Extracted data →
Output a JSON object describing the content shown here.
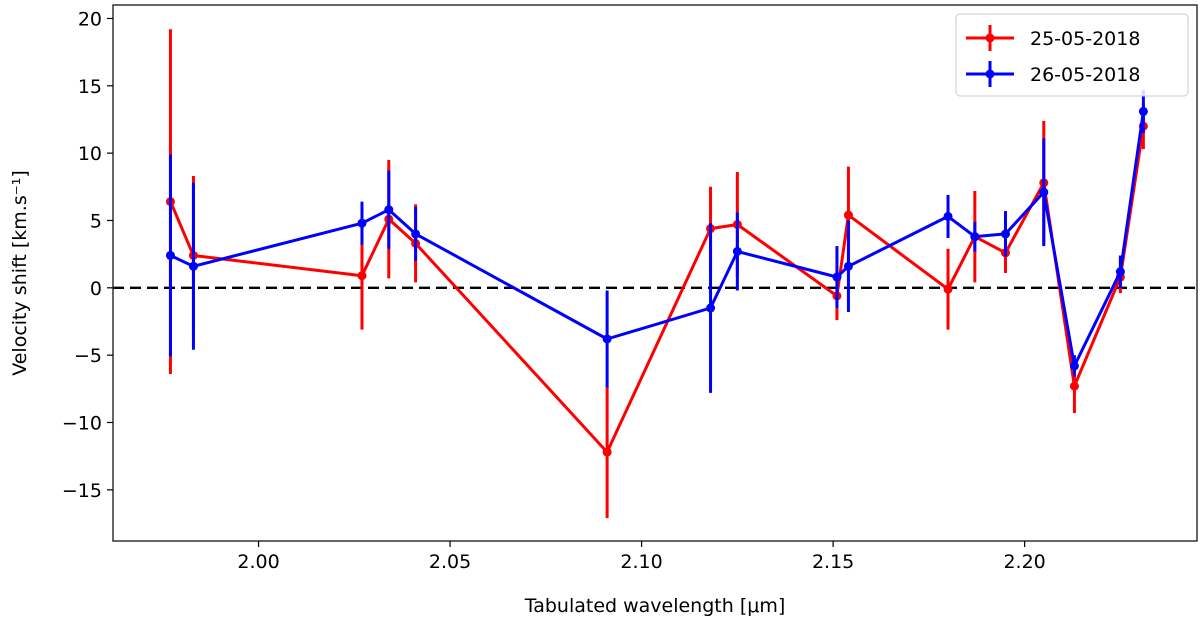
{
  "chart_data": {
    "type": "line",
    "xlabel": "Tabulated wavelength [μm]",
    "ylabel": "Velocity shift [km.s⁻¹]",
    "xlim": [
      1.962,
      2.245
    ],
    "ylim": [
      -18.8,
      21.0
    ],
    "xticks": [
      2.0,
      2.05,
      2.1,
      2.15,
      2.2
    ],
    "xtick_labels": [
      "2.00",
      "2.05",
      "2.10",
      "2.15",
      "2.20"
    ],
    "yticks": [
      -15,
      -10,
      -5,
      0,
      5,
      10,
      15,
      20
    ],
    "ytick_labels": [
      "−15",
      "−10",
      "−5",
      "0",
      "5",
      "10",
      "15",
      "20"
    ],
    "reference_line": {
      "y": 0,
      "style": "dashed",
      "color": "#000000"
    },
    "legend_position": "top-right",
    "series": [
      {
        "name": "25-05-2018",
        "color": "#ff0000",
        "points": [
          {
            "x": 1.977,
            "y": 6.4,
            "err": 12.8
          },
          {
            "x": 1.983,
            "y": 2.4,
            "err": 5.9
          },
          {
            "x": 2.027,
            "y": 0.9,
            "err": 4.0
          },
          {
            "x": 2.034,
            "y": 5.1,
            "err": 4.4
          },
          {
            "x": 2.041,
            "y": 3.3,
            "err": 2.9
          },
          {
            "x": 2.091,
            "y": -12.2,
            "err": 4.9
          },
          {
            "x": 2.118,
            "y": 4.4,
            "err": 3.1
          },
          {
            "x": 2.125,
            "y": 4.7,
            "err": 3.9
          },
          {
            "x": 2.151,
            "y": -0.6,
            "err": 1.8
          },
          {
            "x": 2.154,
            "y": 5.4,
            "err": 3.6
          },
          {
            "x": 2.18,
            "y": -0.1,
            "err": 3.0
          },
          {
            "x": 2.187,
            "y": 3.8,
            "err": 3.4
          },
          {
            "x": 2.195,
            "y": 2.6,
            "err": 1.5
          },
          {
            "x": 2.205,
            "y": 7.8,
            "err": 4.6
          },
          {
            "x": 2.213,
            "y": -7.3,
            "err": 2.0
          },
          {
            "x": 2.225,
            "y": 0.8,
            "err": 1.2
          },
          {
            "x": 2.231,
            "y": 12.0,
            "err": 1.7
          }
        ]
      },
      {
        "name": "26-05-2018",
        "color": "#0000ff",
        "points": [
          {
            "x": 1.977,
            "y": 2.4,
            "err": 7.5
          },
          {
            "x": 1.983,
            "y": 1.6,
            "err": 6.2
          },
          {
            "x": 2.027,
            "y": 4.8,
            "err": 1.6
          },
          {
            "x": 2.034,
            "y": 5.8,
            "err": 2.9
          },
          {
            "x": 2.041,
            "y": 4.0,
            "err": 2.0
          },
          {
            "x": 2.091,
            "y": -3.8,
            "err": 3.6
          },
          {
            "x": 2.118,
            "y": -1.5,
            "err": 6.3
          },
          {
            "x": 2.125,
            "y": 2.7,
            "err": 2.9
          },
          {
            "x": 2.151,
            "y": 0.8,
            "err": 2.3
          },
          {
            "x": 2.154,
            "y": 1.6,
            "err": 3.4
          },
          {
            "x": 2.18,
            "y": 5.3,
            "err": 1.6
          },
          {
            "x": 2.187,
            "y": 3.8,
            "err": 1.1
          },
          {
            "x": 2.195,
            "y": 4.0,
            "err": 1.7
          },
          {
            "x": 2.205,
            "y": 7.1,
            "err": 4.0
          },
          {
            "x": 2.213,
            "y": -5.8,
            "err": 0.8
          },
          {
            "x": 2.225,
            "y": 1.2,
            "err": 1.2
          },
          {
            "x": 2.231,
            "y": 13.1,
            "err": 1.6
          }
        ]
      }
    ]
  }
}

Written request →
Search the data for the string "color" and copy each line where it appears.

Complete response →
      "color": "#000000"
        "color": "#ff0000",
        "color": "#0000ff",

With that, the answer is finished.